**Extracted entries:**
----------------------------------------

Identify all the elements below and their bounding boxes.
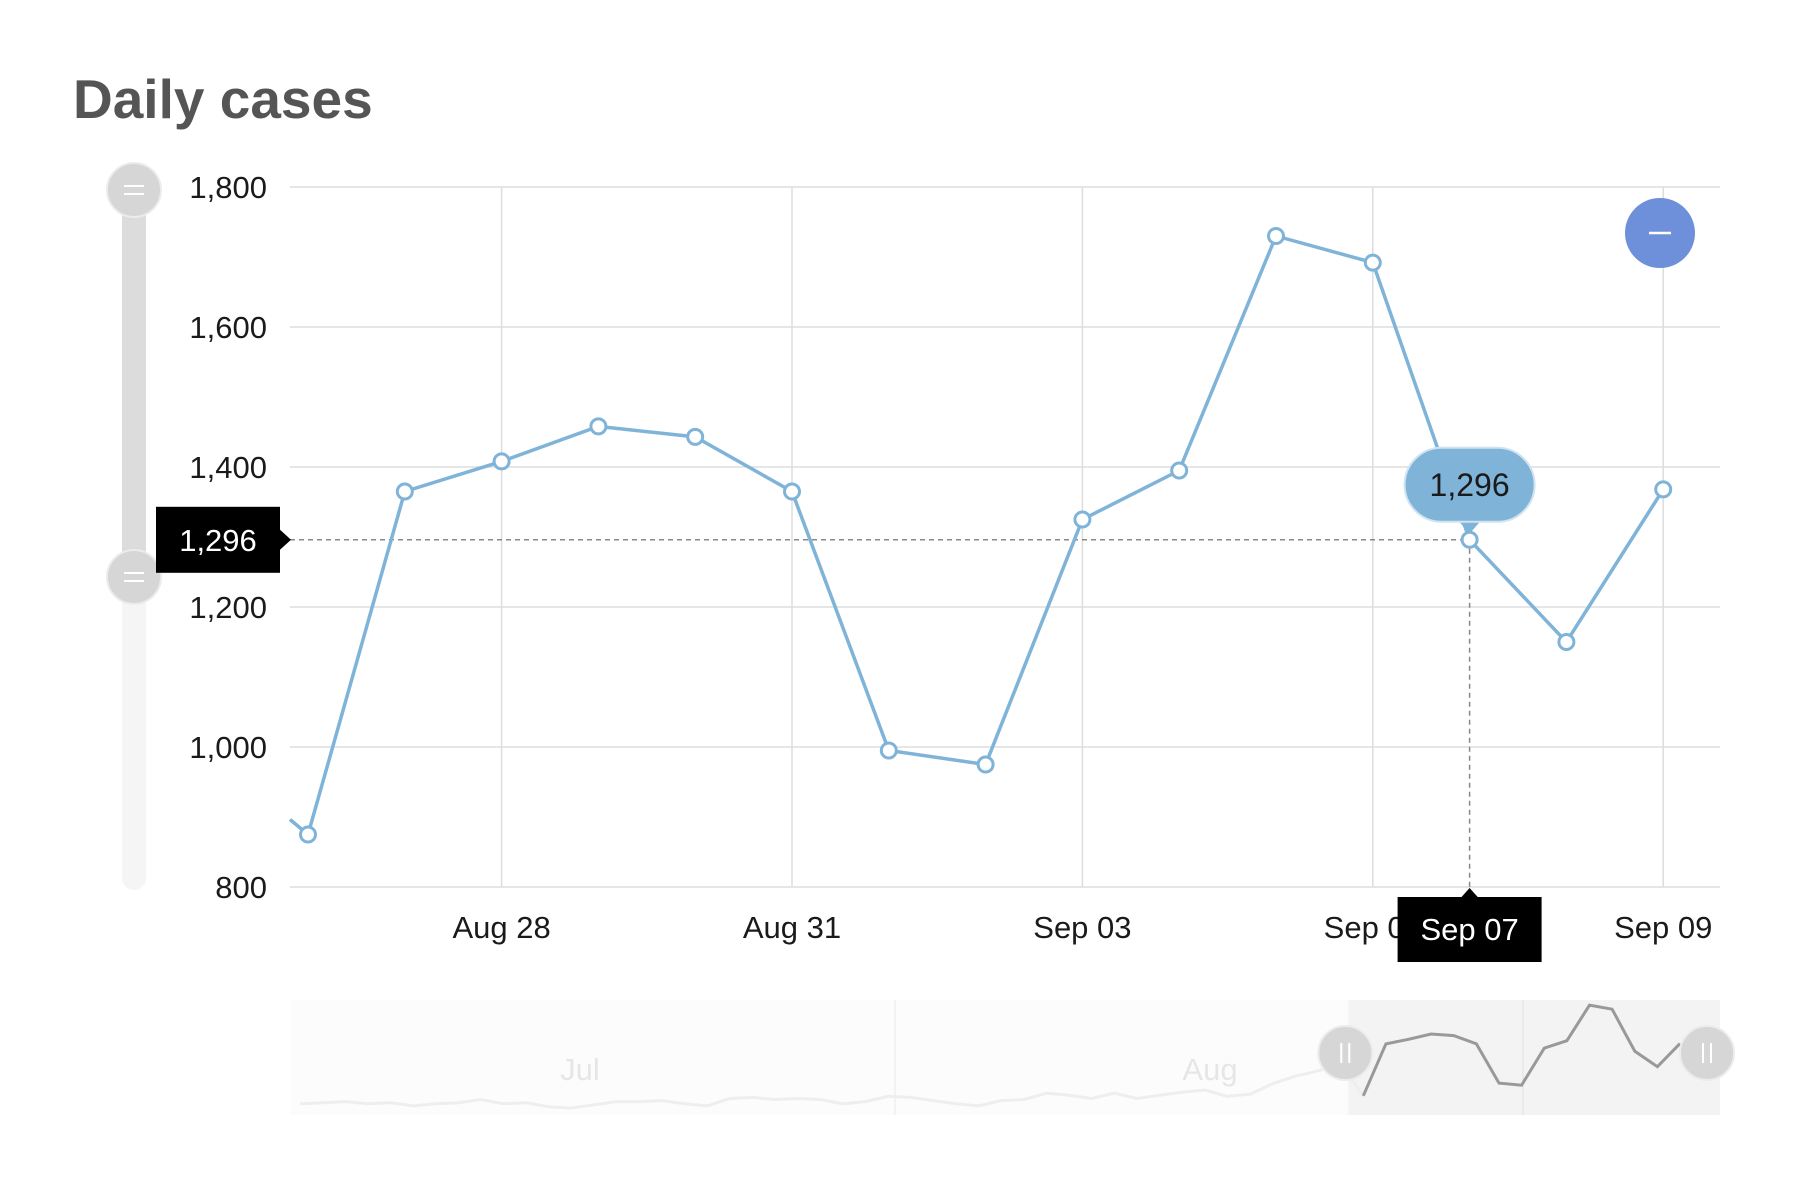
y-tooltip-pointer xyxy=(280,529,291,550)
series-cases xyxy=(288,227,1673,844)
chart-grid xyxy=(290,186,1720,888)
balloon-label: 1,296 xyxy=(1430,467,1510,503)
x-tick-label: Sep 03 xyxy=(1033,910,1131,945)
y-tick-label: 800 xyxy=(215,870,267,905)
grip-circle xyxy=(1317,1025,1374,1081)
y-tick-label: 1,600 xyxy=(189,310,267,345)
scrollbar-grip-top xyxy=(106,162,162,218)
minimap-grip-left xyxy=(1317,1025,1374,1081)
data-point xyxy=(1363,253,1382,272)
data-point xyxy=(686,427,705,446)
minimap-label: Jul xyxy=(560,1052,600,1087)
cursor-tooltips: 1,296 Sep 07 1,296 xyxy=(156,446,1542,962)
y-tick-label: 1,400 xyxy=(189,450,267,485)
data-point xyxy=(1170,461,1189,480)
minimap-selection xyxy=(1348,1000,1720,1115)
grip-circle xyxy=(106,162,162,218)
data-point xyxy=(1073,510,1092,529)
value-balloon: 1,296 xyxy=(1403,446,1536,534)
y-tick-label: 1,200 xyxy=(189,590,267,625)
minimap-scrollbar[interactable]: Jul Aug xyxy=(290,1000,1735,1115)
grip-circle xyxy=(106,549,162,605)
line-chart[interactable]: Jul Aug 800 1,000 1,200 1,400 1,600 1,800 Aug … xyxy=(0,0,1800,1200)
data-point xyxy=(589,417,608,436)
y-cursor-tooltip: 1,296 xyxy=(156,506,291,573)
data-point xyxy=(976,755,995,774)
x-tick-label: Aug 31 xyxy=(743,910,841,945)
x-tooltip-pointer xyxy=(1460,888,1479,898)
series-line xyxy=(288,234,1665,837)
zoom-out-button[interactable] xyxy=(1625,198,1695,268)
x-cursor-tooltip: Sep 07 xyxy=(1397,888,1542,962)
cursor-lines xyxy=(290,539,1471,887)
data-point xyxy=(783,482,801,501)
grip-circle xyxy=(1679,1025,1735,1081)
minimap-grip-right xyxy=(1679,1025,1735,1081)
minimap-label: Aug xyxy=(1182,1052,1237,1087)
y-tooltip-label: 1,296 xyxy=(179,523,257,558)
data-point xyxy=(1460,530,1479,549)
x-tick-label: Sep 09 xyxy=(1614,910,1712,945)
data-point xyxy=(1654,480,1673,499)
data-point xyxy=(395,482,414,501)
data-point xyxy=(1557,633,1576,651)
vertical-scrollbar[interactable] xyxy=(106,162,162,890)
y-tick-label: 1,000 xyxy=(189,730,267,765)
data-point xyxy=(299,825,317,844)
data-point xyxy=(879,741,898,760)
y-tick-label: 1,800 xyxy=(189,170,267,205)
x-tick-label: Aug 28 xyxy=(452,910,550,945)
scrollbar-grip-bottom xyxy=(106,549,162,605)
x-tooltip-label: Sep 07 xyxy=(1420,912,1518,947)
data-point xyxy=(492,452,511,471)
scrollbar-thumb xyxy=(122,190,146,580)
data-point xyxy=(1267,227,1285,245)
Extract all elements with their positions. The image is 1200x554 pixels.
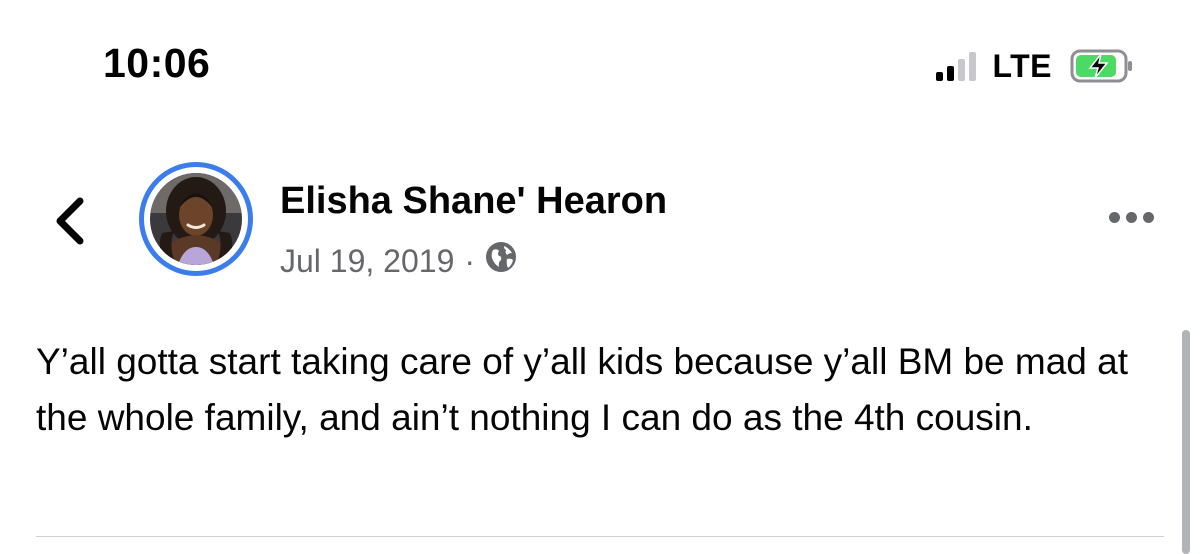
status-icons: LTE	[936, 46, 1134, 86]
network-type-label: LTE	[992, 47, 1052, 84]
post-screen: 10:06 LTE Elisha Shane' Hearon Jul 19, 2…	[0, 0, 1200, 554]
scrollbar[interactable]	[1182, 330, 1190, 554]
meta-separator: ·	[464, 242, 476, 279]
status-time: 10:06	[103, 40, 211, 86]
post-date[interactable]: Jul 19, 2019	[280, 243, 454, 280]
post-meta: Jul 19, 2019 ·	[280, 241, 517, 281]
back-button[interactable]	[50, 195, 90, 247]
divider	[36, 536, 1164, 537]
chevron-left-icon	[56, 197, 84, 245]
globe-icon	[485, 241, 517, 281]
author-name[interactable]: Elisha Shane' Hearon	[280, 180, 667, 223]
more-options-icon[interactable]	[1109, 212, 1154, 223]
avatar[interactable]	[139, 162, 253, 276]
battery-charging-icon	[1070, 49, 1134, 83]
post-text: Y’all gotta start taking care of y’all k…	[36, 341, 1129, 438]
profile-photo	[150, 173, 242, 265]
cellular-signal-icon	[936, 51, 977, 81]
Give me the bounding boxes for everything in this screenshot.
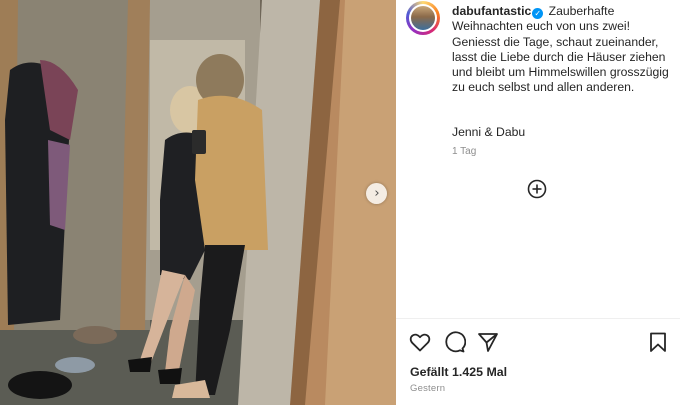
view-more-comments-button[interactable] bbox=[527, 179, 547, 199]
section-divider bbox=[396, 318, 680, 319]
plus-circle-icon bbox=[527, 179, 547, 199]
bookmark-icon bbox=[650, 332, 666, 352]
post-caption: dabufantastic ✓ Zauberhafte Weihnachten e… bbox=[452, 4, 672, 96]
post-date[interactable]: Gestern bbox=[410, 383, 445, 394]
likes-count[interactable]: Gefällt 1.425 Mal bbox=[410, 365, 507, 379]
caption-timestamp[interactable]: 1 Tag bbox=[452, 146, 476, 157]
caption-signature: Jenni & Dabu bbox=[452, 125, 526, 139]
next-image-button[interactable]: › bbox=[366, 183, 387, 204]
chevron-right-icon: › bbox=[374, 186, 380, 201]
share-button[interactable] bbox=[476, 330, 500, 354]
comment-icon bbox=[445, 331, 467, 353]
photo-illustration bbox=[0, 0, 396, 405]
username-link[interactable]: dabufantastic bbox=[452, 4, 531, 18]
verified-badge-icon: ✓ bbox=[532, 8, 544, 19]
avatar-image bbox=[411, 6, 435, 30]
post-actions-bar bbox=[396, 330, 680, 354]
save-button[interactable] bbox=[646, 330, 670, 354]
story-ring[interactable] bbox=[406, 1, 440, 35]
avatar[interactable] bbox=[409, 4, 437, 32]
comment-button[interactable] bbox=[442, 330, 467, 354]
paper-plane-icon bbox=[478, 333, 498, 352]
heart-icon bbox=[409, 333, 431, 352]
post-photo[interactable]: › bbox=[0, 0, 396, 405]
like-button[interactable] bbox=[408, 330, 432, 354]
post-sidebar: dabufantastic ✓ Zauberhafte Weihnachten e… bbox=[396, 0, 680, 405]
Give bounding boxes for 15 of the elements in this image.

----------------------------------------

**Directive:** Write out every line of the entries above word for word, omitting the pictures.

**Solution:**
Identify all the elements below and their bounding boxes.
y-tooltip-pointer xyxy=(280,529,291,550)
series-cases xyxy=(288,227,1673,844)
chart-grid xyxy=(290,186,1720,888)
balloon-label: 1,296 xyxy=(1430,467,1510,503)
x-tick-label: Sep 03 xyxy=(1033,910,1131,945)
y-tick-label: 800 xyxy=(215,870,267,905)
grip-circle xyxy=(1317,1025,1374,1081)
y-tick-label: 1,600 xyxy=(189,310,267,345)
scrollbar-grip-top xyxy=(106,162,162,218)
minimap-grip-left xyxy=(1317,1025,1374,1081)
data-point xyxy=(1363,253,1382,272)
data-point xyxy=(686,427,705,446)
minimap-label: Jul xyxy=(560,1052,600,1087)
cursor-tooltips: 1,296 Sep 07 1,296 xyxy=(156,446,1542,962)
y-tick-label: 1,400 xyxy=(189,450,267,485)
data-point xyxy=(1170,461,1189,480)
minimap-selection xyxy=(1348,1000,1720,1115)
grip-circle xyxy=(106,162,162,218)
data-point xyxy=(1073,510,1092,529)
value-balloon: 1,296 xyxy=(1403,446,1536,534)
y-tick-label: 1,200 xyxy=(189,590,267,625)
minimap-scrollbar[interactable]: Jul Aug xyxy=(290,1000,1735,1115)
grip-circle xyxy=(106,549,162,605)
line-chart[interactable]: Jul Aug 800 1,000 1,200 1,400 1,600 1,800 Aug … xyxy=(0,0,1800,1200)
data-point xyxy=(589,417,608,436)
y-cursor-tooltip: 1,296 xyxy=(156,506,291,573)
data-point xyxy=(976,755,995,774)
x-tick-label: Aug 31 xyxy=(743,910,841,945)
x-tooltip-pointer xyxy=(1460,888,1479,898)
series-line xyxy=(288,234,1665,837)
zoom-out-button[interactable] xyxy=(1625,198,1695,268)
x-cursor-tooltip: Sep 07 xyxy=(1397,888,1542,962)
cursor-lines xyxy=(290,539,1471,887)
data-point xyxy=(783,482,801,501)
grip-circle xyxy=(1679,1025,1735,1081)
minimap-grip-right xyxy=(1679,1025,1735,1081)
minimap-label: Aug xyxy=(1182,1052,1237,1087)
y-tooltip-label: 1,296 xyxy=(179,523,257,558)
data-point xyxy=(1460,530,1479,549)
x-tick-label: Sep 09 xyxy=(1614,910,1712,945)
data-point xyxy=(1654,480,1673,499)
data-point xyxy=(395,482,414,501)
data-point xyxy=(1557,633,1576,651)
vertical-scrollbar[interactable] xyxy=(106,162,162,890)
y-tick-label: 1,000 xyxy=(189,730,267,765)
data-point xyxy=(299,825,317,844)
data-point xyxy=(879,741,898,760)
y-tick-label: 1,800 xyxy=(189,170,267,205)
x-tick-label: Aug 28 xyxy=(452,910,550,945)
scrollbar-grip-bottom xyxy=(106,549,162,605)
x-tooltip-label: Sep 07 xyxy=(1420,912,1518,947)
data-point xyxy=(492,452,511,471)
scrollbar-thumb xyxy=(122,190,146,580)
data-point xyxy=(1267,227,1285,245)
Extract all elements with their positions. The image is 1200x554 pixels.
status-icons: LTE	[936, 46, 1134, 86]
network-type-label: LTE	[992, 47, 1052, 84]
post-screen: 10:06 LTE Elisha Shane' Hearon Jul 19, 2…	[0, 0, 1200, 554]
scrollbar[interactable]	[1182, 330, 1190, 554]
meta-separator: ·	[464, 242, 476, 279]
status-time: 10:06	[103, 40, 211, 86]
post-date[interactable]: Jul 19, 2019	[280, 243, 454, 280]
post-meta: Jul 19, 2019 ·	[280, 241, 517, 281]
back-button[interactable]	[50, 195, 90, 247]
divider	[36, 536, 1164, 537]
chevron-left-icon	[56, 197, 84, 245]
globe-icon	[485, 241, 517, 281]
author-name[interactable]: Elisha Shane' Hearon	[280, 180, 667, 223]
more-options-icon[interactable]	[1109, 212, 1154, 223]
avatar[interactable]	[139, 162, 253, 276]
battery-charging-icon	[1070, 49, 1134, 83]
post-text: Y’all gotta start taking care of y’all k…	[36, 341, 1129, 438]
profile-photo	[150, 173, 242, 265]
cellular-signal-icon	[936, 51, 977, 81]
Give me the bounding boxes for everything in this screenshot.
view-more-comments-button[interactable] bbox=[527, 179, 547, 199]
section-divider bbox=[396, 318, 680, 319]
plus-circle-icon bbox=[527, 179, 547, 199]
bookmark-icon bbox=[650, 332, 666, 352]
post-caption: dabufantastic ✓ Zauberhafte Weihnachten e… bbox=[452, 4, 672, 96]
post-date[interactable]: Gestern bbox=[410, 383, 445, 394]
likes-count[interactable]: Gefällt 1.425 Mal bbox=[410, 365, 507, 379]
caption-timestamp[interactable]: 1 Tag bbox=[452, 146, 476, 157]
caption-signature: Jenni & Dabu bbox=[452, 125, 526, 139]
next-image-button[interactable]: › bbox=[366, 183, 387, 204]
chevron-right-icon: › bbox=[374, 186, 380, 201]
share-button[interactable] bbox=[476, 330, 500, 354]
comment-icon bbox=[445, 331, 467, 353]
photo-illustration bbox=[0, 0, 396, 405]
username-link[interactable]: dabufantastic bbox=[452, 4, 531, 18]
verified-badge-icon: ✓ bbox=[532, 8, 544, 19]
avatar-image bbox=[411, 6, 435, 30]
post-actions-bar bbox=[396, 330, 680, 354]
save-button[interactable] bbox=[646, 330, 670, 354]
story-ring[interactable] bbox=[406, 1, 440, 35]
avatar[interactable] bbox=[409, 4, 437, 32]
comment-button[interactable] bbox=[442, 330, 467, 354]
paper-plane-icon bbox=[478, 333, 498, 352]
heart-icon bbox=[409, 333, 431, 352]
post-photo[interactable]: › bbox=[0, 0, 396, 405]
like-button[interactable] bbox=[408, 330, 432, 354]
post-sidebar: dabufantastic ✓ Zauberhafte Weihnachten e… bbox=[396, 0, 680, 405]
Give bounding boxes for 15 of the elements in this image.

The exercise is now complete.